Begin TASK INPUT

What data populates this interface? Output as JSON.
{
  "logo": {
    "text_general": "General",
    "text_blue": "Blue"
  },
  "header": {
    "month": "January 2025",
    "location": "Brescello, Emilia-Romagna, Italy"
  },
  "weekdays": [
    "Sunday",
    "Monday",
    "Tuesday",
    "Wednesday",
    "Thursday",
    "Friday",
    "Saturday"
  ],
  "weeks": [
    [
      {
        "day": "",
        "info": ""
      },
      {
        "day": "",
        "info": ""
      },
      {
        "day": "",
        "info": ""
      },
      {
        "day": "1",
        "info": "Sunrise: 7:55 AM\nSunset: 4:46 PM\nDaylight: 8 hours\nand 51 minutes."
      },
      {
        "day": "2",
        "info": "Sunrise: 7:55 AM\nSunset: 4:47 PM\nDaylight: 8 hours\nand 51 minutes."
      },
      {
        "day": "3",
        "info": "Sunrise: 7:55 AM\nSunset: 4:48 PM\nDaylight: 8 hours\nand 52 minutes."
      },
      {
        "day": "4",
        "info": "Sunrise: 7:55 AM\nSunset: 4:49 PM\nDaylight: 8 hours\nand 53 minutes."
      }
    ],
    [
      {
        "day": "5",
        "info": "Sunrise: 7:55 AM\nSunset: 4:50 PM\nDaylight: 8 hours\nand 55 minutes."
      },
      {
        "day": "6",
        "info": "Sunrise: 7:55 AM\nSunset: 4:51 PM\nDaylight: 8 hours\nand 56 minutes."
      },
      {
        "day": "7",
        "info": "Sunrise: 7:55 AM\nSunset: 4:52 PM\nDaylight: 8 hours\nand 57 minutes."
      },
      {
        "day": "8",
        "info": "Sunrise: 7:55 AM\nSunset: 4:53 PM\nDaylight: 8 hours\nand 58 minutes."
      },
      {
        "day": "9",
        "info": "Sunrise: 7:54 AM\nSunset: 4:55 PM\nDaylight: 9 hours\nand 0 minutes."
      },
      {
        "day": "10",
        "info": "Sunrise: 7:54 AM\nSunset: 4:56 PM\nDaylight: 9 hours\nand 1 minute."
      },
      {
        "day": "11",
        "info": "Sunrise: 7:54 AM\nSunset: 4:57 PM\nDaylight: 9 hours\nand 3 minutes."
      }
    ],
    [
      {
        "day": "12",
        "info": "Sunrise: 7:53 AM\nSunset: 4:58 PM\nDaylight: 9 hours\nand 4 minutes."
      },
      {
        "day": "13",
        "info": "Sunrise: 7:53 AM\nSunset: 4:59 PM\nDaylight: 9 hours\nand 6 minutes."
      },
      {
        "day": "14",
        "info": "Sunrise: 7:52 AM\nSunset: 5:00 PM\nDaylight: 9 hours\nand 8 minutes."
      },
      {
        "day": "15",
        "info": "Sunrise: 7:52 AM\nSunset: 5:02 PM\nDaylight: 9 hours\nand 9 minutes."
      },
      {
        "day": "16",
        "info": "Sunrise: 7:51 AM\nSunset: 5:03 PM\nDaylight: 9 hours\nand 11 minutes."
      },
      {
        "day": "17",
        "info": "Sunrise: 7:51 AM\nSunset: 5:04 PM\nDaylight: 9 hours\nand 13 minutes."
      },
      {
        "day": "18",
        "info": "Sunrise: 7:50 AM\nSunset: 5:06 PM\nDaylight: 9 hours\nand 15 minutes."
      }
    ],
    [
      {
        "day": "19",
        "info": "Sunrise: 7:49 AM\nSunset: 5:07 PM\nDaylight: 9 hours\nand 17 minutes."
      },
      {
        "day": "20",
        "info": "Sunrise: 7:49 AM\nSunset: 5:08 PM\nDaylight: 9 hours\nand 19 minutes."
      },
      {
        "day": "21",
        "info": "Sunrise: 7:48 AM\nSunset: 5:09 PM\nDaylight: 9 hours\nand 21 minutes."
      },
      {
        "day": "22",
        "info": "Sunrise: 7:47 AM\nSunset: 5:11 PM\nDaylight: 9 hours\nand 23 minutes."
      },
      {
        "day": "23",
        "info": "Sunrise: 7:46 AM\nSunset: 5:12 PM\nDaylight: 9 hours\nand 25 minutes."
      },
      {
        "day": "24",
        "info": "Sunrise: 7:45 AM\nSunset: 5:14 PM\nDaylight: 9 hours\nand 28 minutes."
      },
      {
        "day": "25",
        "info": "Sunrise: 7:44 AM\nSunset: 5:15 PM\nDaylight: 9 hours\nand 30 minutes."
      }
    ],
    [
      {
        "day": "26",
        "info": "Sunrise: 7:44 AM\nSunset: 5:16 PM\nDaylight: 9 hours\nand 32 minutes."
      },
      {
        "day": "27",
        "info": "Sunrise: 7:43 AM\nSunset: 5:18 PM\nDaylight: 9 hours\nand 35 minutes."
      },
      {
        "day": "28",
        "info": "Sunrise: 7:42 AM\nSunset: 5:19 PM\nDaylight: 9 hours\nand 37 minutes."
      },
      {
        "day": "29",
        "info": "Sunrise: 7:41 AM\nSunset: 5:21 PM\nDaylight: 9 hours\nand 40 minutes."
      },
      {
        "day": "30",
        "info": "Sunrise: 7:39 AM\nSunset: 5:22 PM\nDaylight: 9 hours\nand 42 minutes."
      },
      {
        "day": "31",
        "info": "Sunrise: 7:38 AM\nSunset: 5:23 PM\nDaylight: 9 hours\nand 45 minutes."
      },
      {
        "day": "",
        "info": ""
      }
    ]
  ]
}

End TASK INPUT

WHAT IS BEING ASKED: Print back all the lines verbatim.

REPLY TO THE EXERCISE:
What data populates this interface? Output as JSON.
{
  "logo": {
    "text_general": "General",
    "text_blue": "Blue"
  },
  "header": {
    "month": "January 2025",
    "location": "Brescello, Emilia-Romagna, Italy"
  },
  "weekdays": [
    "Sunday",
    "Monday",
    "Tuesday",
    "Wednesday",
    "Thursday",
    "Friday",
    "Saturday"
  ],
  "weeks": [
    [
      {
        "day": "",
        "info": ""
      },
      {
        "day": "",
        "info": ""
      },
      {
        "day": "",
        "info": ""
      },
      {
        "day": "1",
        "info": "Sunrise: 7:55 AM\nSunset: 4:46 PM\nDaylight: 8 hours\nand 51 minutes."
      },
      {
        "day": "2",
        "info": "Sunrise: 7:55 AM\nSunset: 4:47 PM\nDaylight: 8 hours\nand 51 minutes."
      },
      {
        "day": "3",
        "info": "Sunrise: 7:55 AM\nSunset: 4:48 PM\nDaylight: 8 hours\nand 52 minutes."
      },
      {
        "day": "4",
        "info": "Sunrise: 7:55 AM\nSunset: 4:49 PM\nDaylight: 8 hours\nand 53 minutes."
      }
    ],
    [
      {
        "day": "5",
        "info": "Sunrise: 7:55 AM\nSunset: 4:50 PM\nDaylight: 8 hours\nand 55 minutes."
      },
      {
        "day": "6",
        "info": "Sunrise: 7:55 AM\nSunset: 4:51 PM\nDaylight: 8 hours\nand 56 minutes."
      },
      {
        "day": "7",
        "info": "Sunrise: 7:55 AM\nSunset: 4:52 PM\nDaylight: 8 hours\nand 57 minutes."
      },
      {
        "day": "8",
        "info": "Sunrise: 7:55 AM\nSunset: 4:53 PM\nDaylight: 8 hours\nand 58 minutes."
      },
      {
        "day": "9",
        "info": "Sunrise: 7:54 AM\nSunset: 4:55 PM\nDaylight: 9 hours\nand 0 minutes."
      },
      {
        "day": "10",
        "info": "Sunrise: 7:54 AM\nSunset: 4:56 PM\nDaylight: 9 hours\nand 1 minute."
      },
      {
        "day": "11",
        "info": "Sunrise: 7:54 AM\nSunset: 4:57 PM\nDaylight: 9 hours\nand 3 minutes."
      }
    ],
    [
      {
        "day": "12",
        "info": "Sunrise: 7:53 AM\nSunset: 4:58 PM\nDaylight: 9 hours\nand 4 minutes."
      },
      {
        "day": "13",
        "info": "Sunrise: 7:53 AM\nSunset: 4:59 PM\nDaylight: 9 hours\nand 6 minutes."
      },
      {
        "day": "14",
        "info": "Sunrise: 7:52 AM\nSunset: 5:00 PM\nDaylight: 9 hours\nand 8 minutes."
      },
      {
        "day": "15",
        "info": "Sunrise: 7:52 AM\nSunset: 5:02 PM\nDaylight: 9 hours\nand 9 minutes."
      },
      {
        "day": "16",
        "info": "Sunrise: 7:51 AM\nSunset: 5:03 PM\nDaylight: 9 hours\nand 11 minutes."
      },
      {
        "day": "17",
        "info": "Sunrise: 7:51 AM\nSunset: 5:04 PM\nDaylight: 9 hours\nand 13 minutes."
      },
      {
        "day": "18",
        "info": "Sunrise: 7:50 AM\nSunset: 5:06 PM\nDaylight: 9 hours\nand 15 minutes."
      }
    ],
    [
      {
        "day": "19",
        "info": "Sunrise: 7:49 AM\nSunset: 5:07 PM\nDaylight: 9 hours\nand 17 minutes."
      },
      {
        "day": "20",
        "info": "Sunrise: 7:49 AM\nSunset: 5:08 PM\nDaylight: 9 hours\nand 19 minutes."
      },
      {
        "day": "21",
        "info": "Sunrise: 7:48 AM\nSunset: 5:09 PM\nDaylight: 9 hours\nand 21 minutes."
      },
      {
        "day": "22",
        "info": "Sunrise: 7:47 AM\nSunset: 5:11 PM\nDaylight: 9 hours\nand 23 minutes."
      },
      {
        "day": "23",
        "info": "Sunrise: 7:46 AM\nSunset: 5:12 PM\nDaylight: 9 hours\nand 25 minutes."
      },
      {
        "day": "24",
        "info": "Sunrise: 7:45 AM\nSunset: 5:14 PM\nDaylight: 9 hours\nand 28 minutes."
      },
      {
        "day": "25",
        "info": "Sunrise: 7:44 AM\nSunset: 5:15 PM\nDaylight: 9 hours\nand 30 minutes."
      }
    ],
    [
      {
        "day": "26",
        "info": "Sunrise: 7:44 AM\nSunset: 5:16 PM\nDaylight: 9 hours\nand 32 minutes."
      },
      {
        "day": "27",
        "info": "Sunrise: 7:43 AM\nSunset: 5:18 PM\nDaylight: 9 hours\nand 35 minutes."
      },
      {
        "day": "28",
        "info": "Sunrise: 7:42 AM\nSunset: 5:19 PM\nDaylight: 9 hours\nand 37 minutes."
      },
      {
        "day": "29",
        "info": "Sunrise: 7:41 AM\nSunset: 5:21 PM\nDaylight: 9 hours\nand 40 minutes."
      },
      {
        "day": "30",
        "info": "Sunrise: 7:39 AM\nSunset: 5:22 PM\nDaylight: 9 hours\nand 42 minutes."
      },
      {
        "day": "31",
        "info": "Sunrise: 7:38 AM\nSunset: 5:23 PM\nDaylight: 9 hours\nand 45 minutes."
      },
      {
        "day": "",
        "info": ""
      }
    ]
  ]
}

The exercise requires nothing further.